• [Work to do]:
A: In the article on Anduril, how many open positions in the Air Dominance and Strike division mention "hypersonic" in the title?
B: Reproduce the stretch of the Anduril article from "Palmer Luckey sold" through "are production-track programmes.".

• [Source passage]:

Anduril Secretly Building Hypersonic Missiles and Drones

by | Apr 8, 2026 | Military Aviation, News | 0 comments

Palmer Luckey sold virtual reality headsets to Facebook for two billion dollars, then used the proceeds to build a defence company that makes autonomous weapons. Now that company — Anduril Industries — is quietly hiring engineers to design missiles that fly faster than Mach 5 and unmanned aircraft large enough to carry them. Nobody issued a press release. The job postings told the story. Nine open positions in Anduril’s Air Dominance and Strike division mention “hypersonic” in the title. Aerodynamics engineers for hypersonic air vehicles. Structures engineers for hypersonic air vehicles. Systems integration engineers for high-speed missiles. The language is unambiguous: this is not theoretical research. These are production-track programmes.
Quick Facts
Company Anduril Industries — founded 2017 by Palmer Luckey (previously sold Oculus VR to Facebook for $2 billion)
Programmes Revealed Hypersonic strike missiles and Group 5 unmanned air vehicles (large autonomous aircraft above 18,000 ft)

• [Data]:
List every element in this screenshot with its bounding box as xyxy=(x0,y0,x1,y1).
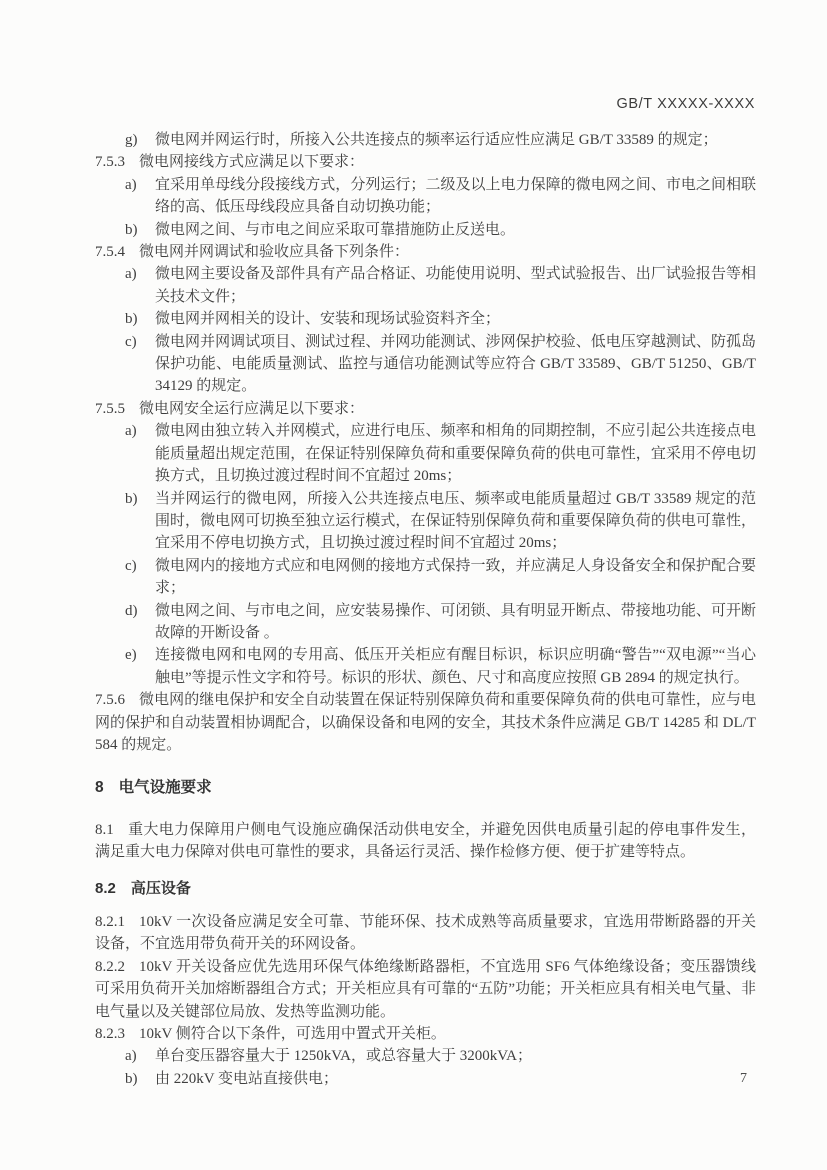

• [Set of answers]:
A: Nine.

B:
Palmer Luckey sold virtual reality headsets to Facebook for two billion dollars, then used the proceeds to build a defence company that makes autonomous weapons. Now that company — Anduril Industries — is quietly hiring engineers to design missiles that fly faster than Mach 5 and unmanned aircraft large enough to carry them. Nobody issued a press release. The job postings told the story. Nine open positions in Anduril’s Air Dominance and Strike division mention “hypersonic” in the title. Aerodynamics engineers for hypersonic air vehicles. Structures engineers for hypersonic air vehicles. Systems integration engineers for high-speed missiles. The language is unambiguous: this is not theoretical research. These are production-track programmes.